● **Short task**
Repeat all of the data precisely.

········

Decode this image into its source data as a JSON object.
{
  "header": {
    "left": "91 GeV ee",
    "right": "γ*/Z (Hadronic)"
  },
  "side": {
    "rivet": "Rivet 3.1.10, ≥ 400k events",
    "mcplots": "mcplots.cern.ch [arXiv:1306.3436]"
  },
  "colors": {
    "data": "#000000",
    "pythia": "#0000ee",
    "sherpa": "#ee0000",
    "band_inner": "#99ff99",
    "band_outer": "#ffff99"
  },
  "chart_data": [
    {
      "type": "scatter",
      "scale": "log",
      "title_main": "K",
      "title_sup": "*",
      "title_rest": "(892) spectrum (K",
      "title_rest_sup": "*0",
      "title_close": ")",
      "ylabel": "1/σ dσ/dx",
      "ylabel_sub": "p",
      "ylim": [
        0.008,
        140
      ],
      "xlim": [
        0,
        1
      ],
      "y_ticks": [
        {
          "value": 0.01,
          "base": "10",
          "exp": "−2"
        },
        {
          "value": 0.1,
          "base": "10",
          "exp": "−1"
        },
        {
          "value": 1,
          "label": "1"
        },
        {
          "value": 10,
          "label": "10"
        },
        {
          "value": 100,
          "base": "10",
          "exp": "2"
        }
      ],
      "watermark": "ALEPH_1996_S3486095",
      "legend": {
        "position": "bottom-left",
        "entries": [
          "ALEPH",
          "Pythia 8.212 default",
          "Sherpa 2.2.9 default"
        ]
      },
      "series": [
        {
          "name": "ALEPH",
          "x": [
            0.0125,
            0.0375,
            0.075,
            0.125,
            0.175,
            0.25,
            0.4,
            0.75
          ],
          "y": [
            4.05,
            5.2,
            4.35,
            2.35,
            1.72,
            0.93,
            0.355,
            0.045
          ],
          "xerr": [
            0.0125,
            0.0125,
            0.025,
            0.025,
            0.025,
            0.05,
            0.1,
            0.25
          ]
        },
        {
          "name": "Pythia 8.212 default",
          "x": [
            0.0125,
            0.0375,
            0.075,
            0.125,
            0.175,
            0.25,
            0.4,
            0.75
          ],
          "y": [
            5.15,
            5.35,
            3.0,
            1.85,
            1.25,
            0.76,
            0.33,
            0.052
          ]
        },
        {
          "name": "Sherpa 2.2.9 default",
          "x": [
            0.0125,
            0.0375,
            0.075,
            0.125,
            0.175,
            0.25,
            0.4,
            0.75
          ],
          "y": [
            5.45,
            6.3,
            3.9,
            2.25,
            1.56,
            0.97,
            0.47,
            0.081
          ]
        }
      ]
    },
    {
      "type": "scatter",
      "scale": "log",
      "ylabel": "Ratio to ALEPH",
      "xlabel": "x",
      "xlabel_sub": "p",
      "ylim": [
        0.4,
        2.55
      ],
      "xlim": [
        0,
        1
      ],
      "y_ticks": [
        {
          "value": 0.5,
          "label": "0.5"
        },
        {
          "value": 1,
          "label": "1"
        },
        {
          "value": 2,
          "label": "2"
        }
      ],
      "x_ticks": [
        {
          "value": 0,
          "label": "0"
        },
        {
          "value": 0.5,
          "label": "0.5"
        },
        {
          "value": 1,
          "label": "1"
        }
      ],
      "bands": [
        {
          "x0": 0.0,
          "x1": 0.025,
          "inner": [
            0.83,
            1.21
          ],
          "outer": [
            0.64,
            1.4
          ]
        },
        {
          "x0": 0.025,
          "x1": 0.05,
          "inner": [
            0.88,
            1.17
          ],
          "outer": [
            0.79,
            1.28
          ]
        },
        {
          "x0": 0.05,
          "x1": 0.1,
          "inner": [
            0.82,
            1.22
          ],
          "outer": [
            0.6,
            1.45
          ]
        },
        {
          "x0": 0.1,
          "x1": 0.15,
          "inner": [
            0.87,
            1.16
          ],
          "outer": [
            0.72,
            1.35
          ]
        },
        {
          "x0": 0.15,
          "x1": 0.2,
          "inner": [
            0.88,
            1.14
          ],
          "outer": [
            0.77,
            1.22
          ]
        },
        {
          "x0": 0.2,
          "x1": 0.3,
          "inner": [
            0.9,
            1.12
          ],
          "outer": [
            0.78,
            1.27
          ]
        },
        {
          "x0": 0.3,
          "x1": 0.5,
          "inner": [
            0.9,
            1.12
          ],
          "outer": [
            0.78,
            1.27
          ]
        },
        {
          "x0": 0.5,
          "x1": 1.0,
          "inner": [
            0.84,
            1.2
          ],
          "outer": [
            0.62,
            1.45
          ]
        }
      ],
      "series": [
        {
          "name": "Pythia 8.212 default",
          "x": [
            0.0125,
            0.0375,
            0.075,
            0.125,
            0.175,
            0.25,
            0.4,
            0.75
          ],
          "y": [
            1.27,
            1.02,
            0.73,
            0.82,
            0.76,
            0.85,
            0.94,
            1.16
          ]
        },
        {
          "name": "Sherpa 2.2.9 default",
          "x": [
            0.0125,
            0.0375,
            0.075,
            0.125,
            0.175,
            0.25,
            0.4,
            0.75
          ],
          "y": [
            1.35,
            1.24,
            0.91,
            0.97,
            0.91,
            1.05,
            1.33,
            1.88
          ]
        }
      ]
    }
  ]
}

········

● **Written solution**
Decode this image into its source data as a JSON object.
{
  "header": {
    "left": "91 GeV ee",
    "right": "γ*/Z (Hadronic)"
  },
  "side": {
    "rivet": "Rivet 3.1.10, ≥ 400k events",
    "mcplots": "mcplots.cern.ch [arXiv:1306.3436]"
  },
  "colors": {
    "data": "#000000",
    "pythia": "#0000ee",
    "sherpa": "#ee0000",
    "band_inner": "#99ff99",
    "band_outer": "#ffff99"
  },
  "chart_data": [
    {
      "type": "scatter",
      "scale": "log",
      "title_main": "K",
      "title_sup": "*",
      "title_rest": "(892) spectrum (K",
      "title_rest_sup": "*0",
      "title_close": ")",
      "ylabel": "1/σ dσ/dx",
      "ylabel_sub": "p",
      "ylim": [
        0.008,
        140
      ],
      "xlim": [
        0,
        1
      ],
      "y_ticks": [
        {
          "value": 0.01,
          "base": "10",
          "exp": "−2"
        },
        {
          "value": 0.1,
          "base": "10",
          "exp": "−1"
        },
        {
          "value": 1,
          "label": "1"
        },
        {
          "value": 10,
          "label": "10"
        },
        {
          "value": 100,
          "base": "10",
          "exp": "2"
        }
      ],
      "watermark": "ALEPH_1996_S3486095",
      "legend": {
        "position": "bottom-left",
        "entries": [
          "ALEPH",
          "Pythia 8.212 default",
          "Sherpa 2.2.9 default"
        ]
      },
      "series": [
        {
          "name": "ALEPH",
          "x": [
            0.0125,
            0.0375,
            0.075,
            0.125,
            0.175,
            0.25,
            0.4,
            0.75
          ],
          "y": [
            4.05,
            5.2,
            4.35,
            2.35,
            1.72,
            0.93,
            0.355,
            0.045
          ],
          "xerr": [
            0.0125,
            0.0125,
            0.025,
            0.025,
            0.025,
            0.05,
            0.1,
            0.25
          ]
        },
        {
          "name": "Pythia 8.212 default",
          "x": [
            0.0125,
            0.0375,
            0.075,
            0.125,
            0.175,
            0.25,
            0.4,
            0.75
          ],
          "y": [
            5.15,
            5.35,
            3.0,
            1.85,
            1.25,
            0.76,
            0.33,
            0.052
          ]
        },
        {
          "name": "Sherpa 2.2.9 default",
          "x": [
            0.0125,
            0.0375,
            0.075,
            0.125,
            0.175,
            0.25,
            0.4,
            0.75
          ],
          "y": [
            5.45,
            6.3,
            3.9,
            2.25,
            1.56,
            0.97,
            0.47,
            0.081
          ]
        }
      ]
    },
    {
      "type": "scatter",
      "scale": "log",
      "ylabel": "Ratio to ALEPH",
      "xlabel": "x",
      "xlabel_sub": "p",
      "ylim": [
        0.4,
        2.55
      ],
      "xlim": [
        0,
        1
      ],
      "y_ticks": [
        {
          "value": 0.5,
          "label": "0.5"
        },
        {
          "value": 1,
          "label": "1"
        },
        {
          "value": 2,
          "label": "2"
        }
      ],
      "x_ticks": [
        {
          "value": 0,
          "label": "0"
        },
        {
          "value": 0.5,
          "label": "0.5"
        },
        {
          "value": 1,
          "label": "1"
        }
      ],
      "bands": [
        {
          "x0": 0.0,
          "x1": 0.025,
          "inner": [
            0.83,
            1.21
          ],
          "outer": [
            0.64,
            1.4
          ]
        },
        {
          "x0": 0.025,
          "x1": 0.05,
          "inner": [
            0.88,
            1.17
          ],
          "outer": [
            0.79,
            1.28
          ]
        },
        {
          "x0": 0.05,
          "x1": 0.1,
          "inner": [
            0.82,
            1.22
          ],
          "outer": [
            0.6,
            1.45
          ]
        },
        {
          "x0": 0.1,
          "x1": 0.15,
          "inner": [
            0.87,
            1.16
          ],
          "outer": [
            0.72,
            1.35
          ]
        },
        {
          "x0": 0.15,
          "x1": 0.2,
          "inner": [
            0.88,
            1.14
          ],
          "outer": [
            0.77,
            1.22
          ]
        },
        {
          "x0": 0.2,
          "x1": 0.3,
          "inner": [
            0.9,
            1.12
          ],
          "outer": [
            0.78,
            1.27
          ]
        },
        {
          "x0": 0.3,
          "x1": 0.5,
          "inner": [
            0.9,
            1.12
          ],
          "outer": [
            0.78,
            1.27
          ]
        },
        {
          "x0": 0.5,
          "x1": 1.0,
          "inner": [
            0.84,
            1.2
          ],
          "outer": [
            0.62,
            1.45
          ]
        }
      ],
      "series": [
        {
          "name": "Pythia 8.212 default",
          "x": [
            0.0125,
            0.0375,
            0.075,
            0.125,
            0.175,
            0.25,
            0.4,
            0.75
          ],
          "y": [
            1.27,
            1.02,
            0.73,
            0.82,
            0.76,
            0.85,
            0.94,
            1.16
          ]
        },
        {
          "name": "Sherpa 2.2.9 default",
          "x": [
            0.0125,
            0.0375,
            0.075,
            0.125,
            0.175,
            0.25,
            0.4,
            0.75
          ],
          "y": [
            1.35,
            1.24,
            0.91,
            0.97,
            0.91,
            1.05,
            1.33,
            1.88
          ]
        }
      ]
    }
  ]
}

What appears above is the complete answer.